Figure contents as structured data:

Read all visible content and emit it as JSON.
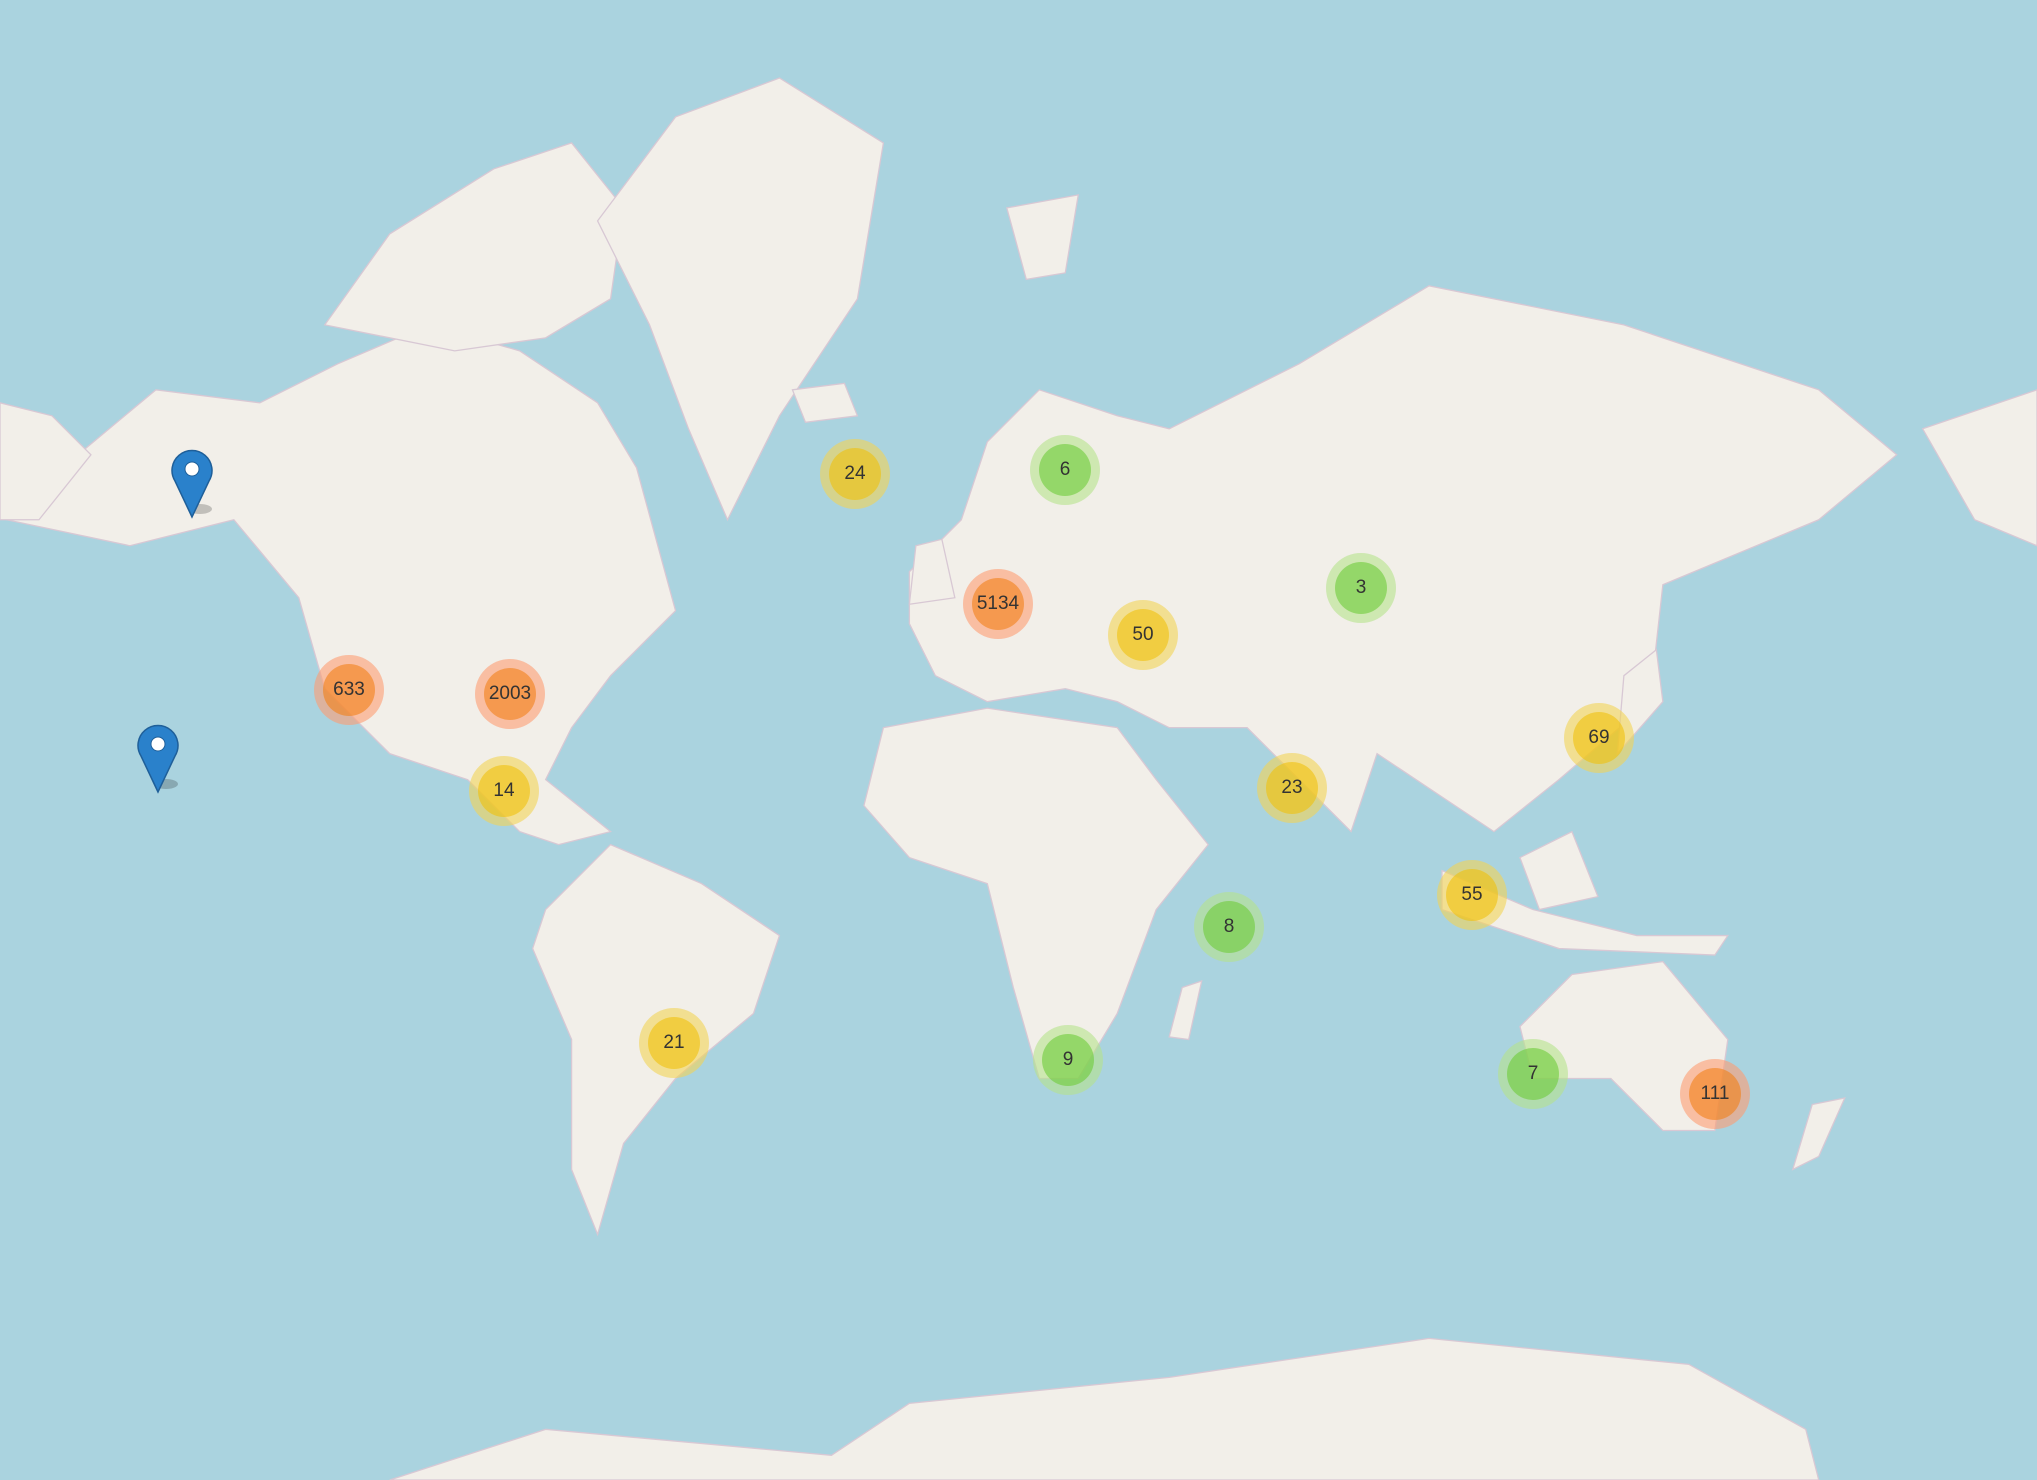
{
  "map": {
    "colors": {
      "water": "#aad3df",
      "land": "#f2efe9",
      "border": "#c8a8c0",
      "marker": "#2a81cb"
    },
    "clusters": [
      {
        "count": "24",
        "size": "medium",
        "lat": 64,
        "lon": -19
      },
      {
        "count": "6",
        "size": "small",
        "lat": 64,
        "lon": 17
      },
      {
        "count": "5134",
        "size": "large",
        "lat": 49,
        "lon": 6
      },
      {
        "count": "50",
        "size": "medium",
        "lat": 45,
        "lon": 31
      },
      {
        "count": "3",
        "size": "small",
        "lat": 53,
        "lon": 72
      },
      {
        "count": "633",
        "size": "large",
        "lat": 36,
        "lon": -120
      },
      {
        "count": "2003",
        "size": "large",
        "lat": 36,
        "lon": -85
      },
      {
        "count": "14",
        "size": "medium",
        "lat": 20,
        "lon": -98
      },
      {
        "count": "69",
        "size": "medium",
        "lat": 33,
        "lon": 130
      },
      {
        "count": "23",
        "size": "medium",
        "lat": 20,
        "lon": 74
      },
      {
        "count": "55",
        "size": "medium",
        "lat": 1,
        "lon": 106
      },
      {
        "count": "8",
        "size": "small",
        "lat": -7,
        "lon": 44
      },
      {
        "count": "21",
        "size": "medium",
        "lat": -29,
        "lon": -53
      },
      {
        "count": "9",
        "size": "small",
        "lat": -32,
        "lon": 22
      },
      {
        "count": "7",
        "size": "small",
        "lat": -34,
        "lon": 116
      },
      {
        "count": "111",
        "size": "large",
        "lat": -37,
        "lon": 147
      }
    ],
    "markers": [
      {
        "name": "alaska",
        "icon": "map-pin-icon"
      },
      {
        "name": "hawaii",
        "icon": "map-pin-icon"
      }
    ]
  }
}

TO BE DONE: Leave the pictures out, and print every line of the listing exactly as written.

TASK OUTPUT:
Read all visible content and emit it as JSON.
{
  "map": {
    "colors": {
      "water": "#aad3df",
      "land": "#f2efe9",
      "border": "#c8a8c0",
      "marker": "#2a81cb"
    },
    "clusters": [
      {
        "count": "24",
        "size": "medium",
        "lat": 64,
        "lon": -19
      },
      {
        "count": "6",
        "size": "small",
        "lat": 64,
        "lon": 17
      },
      {
        "count": "5134",
        "size": "large",
        "lat": 49,
        "lon": 6
      },
      {
        "count": "50",
        "size": "medium",
        "lat": 45,
        "lon": 31
      },
      {
        "count": "3",
        "size": "small",
        "lat": 53,
        "lon": 72
      },
      {
        "count": "633",
        "size": "large",
        "lat": 36,
        "lon": -120
      },
      {
        "count": "2003",
        "size": "large",
        "lat": 36,
        "lon": -85
      },
      {
        "count": "14",
        "size": "medium",
        "lat": 20,
        "lon": -98
      },
      {
        "count": "69",
        "size": "medium",
        "lat": 33,
        "lon": 130
      },
      {
        "count": "23",
        "size": "medium",
        "lat": 20,
        "lon": 74
      },
      {
        "count": "55",
        "size": "medium",
        "lat": 1,
        "lon": 106
      },
      {
        "count": "8",
        "size": "small",
        "lat": -7,
        "lon": 44
      },
      {
        "count": "21",
        "size": "medium",
        "lat": -29,
        "lon": -53
      },
      {
        "count": "9",
        "size": "small",
        "lat": -32,
        "lon": 22
      },
      {
        "count": "7",
        "size": "small",
        "lat": -34,
        "lon": 116
      },
      {
        "count": "111",
        "size": "large",
        "lat": -37,
        "lon": 147
      }
    ],
    "markers": [
      {
        "name": "alaska",
        "icon": "map-pin-icon"
      },
      {
        "name": "hawaii",
        "icon": "map-pin-icon"
      }
    ]
  }
}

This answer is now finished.